DIRECTIONS:
Wherever the word "Midazolam" appears in a line, copy that line.

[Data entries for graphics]

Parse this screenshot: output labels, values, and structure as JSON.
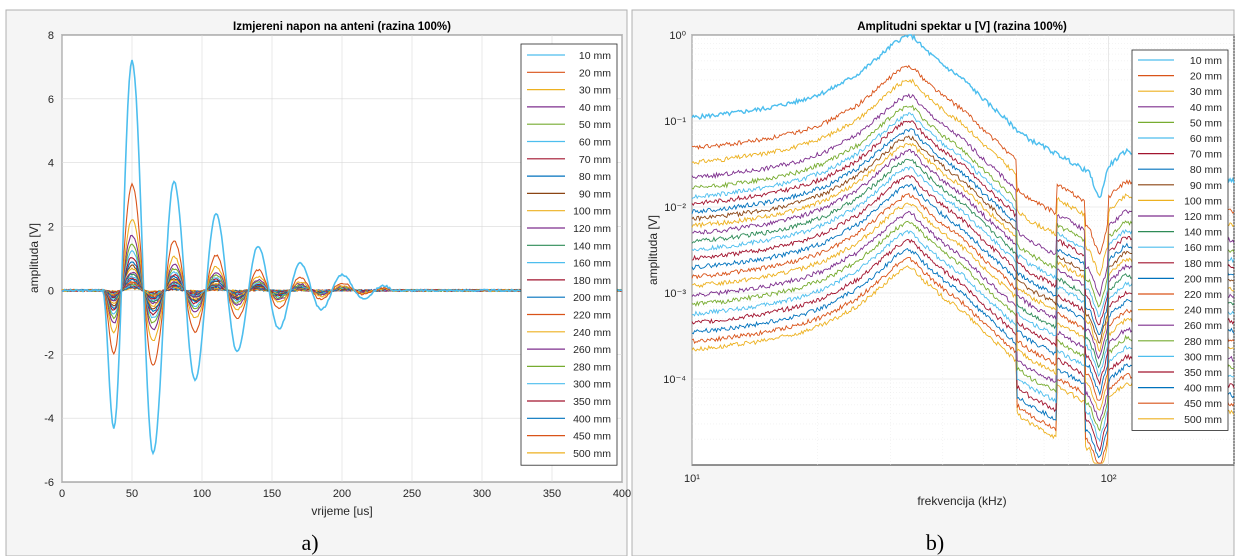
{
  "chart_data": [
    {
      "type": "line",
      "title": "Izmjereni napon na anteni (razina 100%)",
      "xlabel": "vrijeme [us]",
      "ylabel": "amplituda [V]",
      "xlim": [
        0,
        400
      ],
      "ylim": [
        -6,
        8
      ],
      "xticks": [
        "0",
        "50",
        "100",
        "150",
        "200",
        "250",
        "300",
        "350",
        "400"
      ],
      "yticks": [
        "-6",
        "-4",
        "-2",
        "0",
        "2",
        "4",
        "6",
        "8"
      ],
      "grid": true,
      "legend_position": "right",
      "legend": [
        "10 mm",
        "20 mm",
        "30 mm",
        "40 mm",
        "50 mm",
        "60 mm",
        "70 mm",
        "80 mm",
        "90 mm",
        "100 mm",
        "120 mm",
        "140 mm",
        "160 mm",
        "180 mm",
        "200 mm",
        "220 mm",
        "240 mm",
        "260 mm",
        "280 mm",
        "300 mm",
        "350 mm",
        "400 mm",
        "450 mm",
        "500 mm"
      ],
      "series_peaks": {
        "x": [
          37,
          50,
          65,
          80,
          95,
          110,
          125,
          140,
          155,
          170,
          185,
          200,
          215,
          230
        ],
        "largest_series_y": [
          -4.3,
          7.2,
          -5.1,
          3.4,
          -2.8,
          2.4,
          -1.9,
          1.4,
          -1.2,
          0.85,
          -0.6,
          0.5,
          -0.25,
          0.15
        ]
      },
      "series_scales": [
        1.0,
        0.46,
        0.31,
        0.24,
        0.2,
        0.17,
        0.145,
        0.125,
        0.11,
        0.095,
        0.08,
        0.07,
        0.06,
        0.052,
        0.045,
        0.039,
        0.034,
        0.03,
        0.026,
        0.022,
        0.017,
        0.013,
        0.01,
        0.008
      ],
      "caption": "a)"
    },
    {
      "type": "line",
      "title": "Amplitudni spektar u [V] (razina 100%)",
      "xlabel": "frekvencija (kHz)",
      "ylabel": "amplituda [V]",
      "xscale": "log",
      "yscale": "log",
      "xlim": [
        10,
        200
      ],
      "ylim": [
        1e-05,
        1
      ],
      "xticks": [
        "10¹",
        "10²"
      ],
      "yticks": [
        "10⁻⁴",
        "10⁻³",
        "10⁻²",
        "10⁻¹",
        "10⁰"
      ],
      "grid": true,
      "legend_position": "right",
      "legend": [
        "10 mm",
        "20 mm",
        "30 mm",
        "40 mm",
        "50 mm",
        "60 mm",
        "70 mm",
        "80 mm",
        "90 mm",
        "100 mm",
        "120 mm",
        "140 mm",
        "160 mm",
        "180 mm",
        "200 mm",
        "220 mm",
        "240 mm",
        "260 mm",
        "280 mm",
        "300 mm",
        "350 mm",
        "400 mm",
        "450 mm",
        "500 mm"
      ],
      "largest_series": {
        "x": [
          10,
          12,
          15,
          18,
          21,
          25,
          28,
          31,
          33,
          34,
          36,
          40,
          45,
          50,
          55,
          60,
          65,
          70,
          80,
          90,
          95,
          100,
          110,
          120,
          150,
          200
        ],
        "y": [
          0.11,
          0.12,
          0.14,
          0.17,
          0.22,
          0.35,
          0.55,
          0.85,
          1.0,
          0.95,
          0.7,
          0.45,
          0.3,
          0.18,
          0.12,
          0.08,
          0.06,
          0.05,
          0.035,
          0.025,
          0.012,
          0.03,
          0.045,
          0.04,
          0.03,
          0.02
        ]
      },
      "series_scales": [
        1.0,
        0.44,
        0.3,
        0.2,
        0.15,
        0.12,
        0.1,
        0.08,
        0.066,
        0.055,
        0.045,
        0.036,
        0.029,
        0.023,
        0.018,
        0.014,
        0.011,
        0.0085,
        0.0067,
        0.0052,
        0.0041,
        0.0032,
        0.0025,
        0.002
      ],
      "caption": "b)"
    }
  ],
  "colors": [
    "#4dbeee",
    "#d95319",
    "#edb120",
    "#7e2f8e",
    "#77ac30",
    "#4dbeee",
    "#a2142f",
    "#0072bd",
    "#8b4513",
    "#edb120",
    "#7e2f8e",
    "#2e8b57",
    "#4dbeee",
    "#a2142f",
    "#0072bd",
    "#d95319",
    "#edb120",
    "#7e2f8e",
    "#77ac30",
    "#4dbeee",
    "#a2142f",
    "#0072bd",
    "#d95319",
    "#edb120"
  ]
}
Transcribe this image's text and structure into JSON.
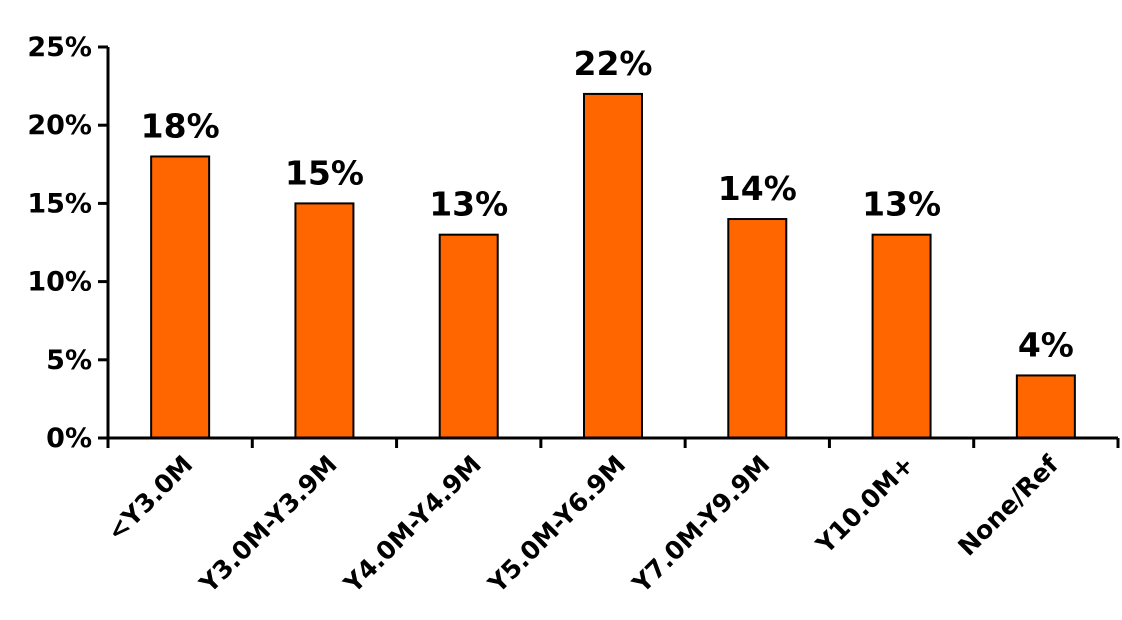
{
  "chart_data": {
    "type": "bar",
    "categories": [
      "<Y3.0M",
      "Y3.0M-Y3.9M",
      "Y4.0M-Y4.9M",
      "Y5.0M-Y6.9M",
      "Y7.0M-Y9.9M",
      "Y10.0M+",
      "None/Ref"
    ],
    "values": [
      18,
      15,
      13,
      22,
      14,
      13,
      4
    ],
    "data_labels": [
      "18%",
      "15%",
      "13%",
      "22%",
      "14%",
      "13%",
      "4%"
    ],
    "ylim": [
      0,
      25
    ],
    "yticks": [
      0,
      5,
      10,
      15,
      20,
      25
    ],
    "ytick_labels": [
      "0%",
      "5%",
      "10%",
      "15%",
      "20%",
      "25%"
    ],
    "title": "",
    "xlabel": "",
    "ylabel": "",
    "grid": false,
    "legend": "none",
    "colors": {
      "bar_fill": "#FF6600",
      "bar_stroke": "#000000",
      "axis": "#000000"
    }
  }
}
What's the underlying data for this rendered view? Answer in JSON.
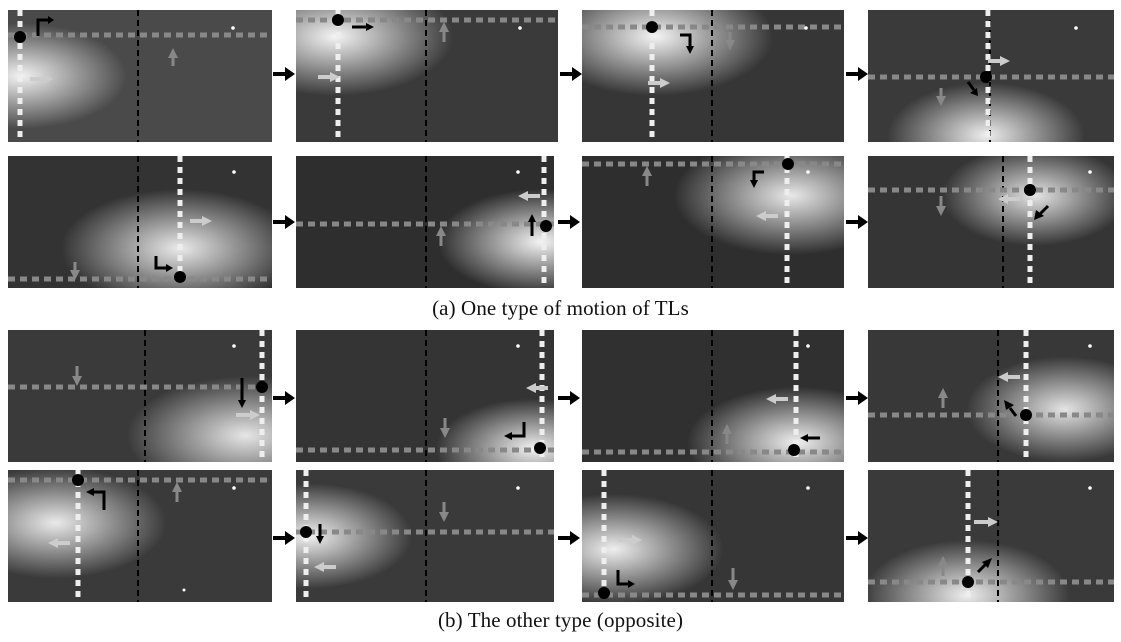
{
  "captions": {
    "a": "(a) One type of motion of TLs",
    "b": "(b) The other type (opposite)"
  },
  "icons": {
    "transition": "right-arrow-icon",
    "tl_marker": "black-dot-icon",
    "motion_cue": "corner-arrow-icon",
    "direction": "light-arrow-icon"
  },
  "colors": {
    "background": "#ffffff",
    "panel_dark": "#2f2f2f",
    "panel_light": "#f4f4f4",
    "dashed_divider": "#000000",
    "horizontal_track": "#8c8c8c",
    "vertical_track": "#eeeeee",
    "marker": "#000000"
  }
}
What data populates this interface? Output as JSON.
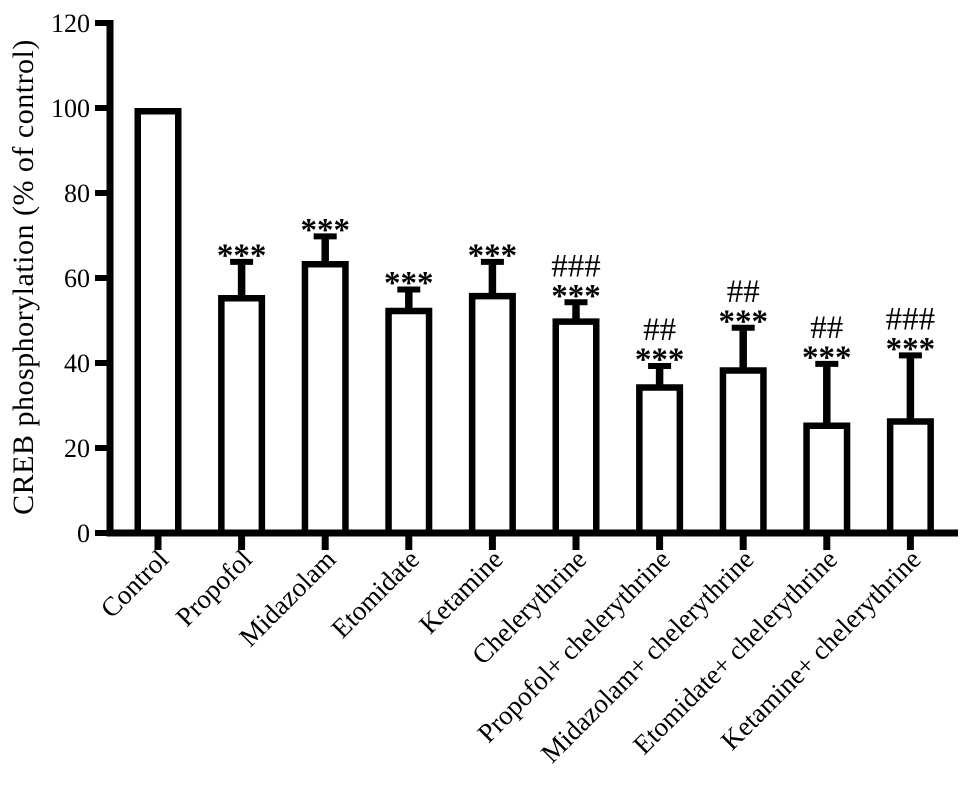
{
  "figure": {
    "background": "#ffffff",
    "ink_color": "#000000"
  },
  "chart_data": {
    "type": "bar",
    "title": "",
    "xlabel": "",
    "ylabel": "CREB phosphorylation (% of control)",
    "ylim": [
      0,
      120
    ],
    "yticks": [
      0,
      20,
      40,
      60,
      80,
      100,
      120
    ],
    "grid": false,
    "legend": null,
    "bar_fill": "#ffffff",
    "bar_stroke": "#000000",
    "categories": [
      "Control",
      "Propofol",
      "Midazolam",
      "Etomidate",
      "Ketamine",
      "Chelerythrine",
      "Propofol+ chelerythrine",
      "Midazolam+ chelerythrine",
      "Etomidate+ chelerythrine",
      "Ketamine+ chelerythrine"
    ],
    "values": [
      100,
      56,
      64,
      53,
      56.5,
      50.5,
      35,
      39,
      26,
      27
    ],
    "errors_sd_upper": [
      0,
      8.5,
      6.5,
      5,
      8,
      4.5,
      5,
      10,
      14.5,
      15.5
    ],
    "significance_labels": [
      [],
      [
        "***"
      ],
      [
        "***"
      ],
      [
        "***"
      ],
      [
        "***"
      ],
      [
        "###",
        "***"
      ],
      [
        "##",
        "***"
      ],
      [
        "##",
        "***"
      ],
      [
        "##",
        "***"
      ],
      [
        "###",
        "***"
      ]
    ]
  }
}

ANSWER TO THIS EXERCISE:
      "Midazolam",
      "Midazolam+ chelerythrine",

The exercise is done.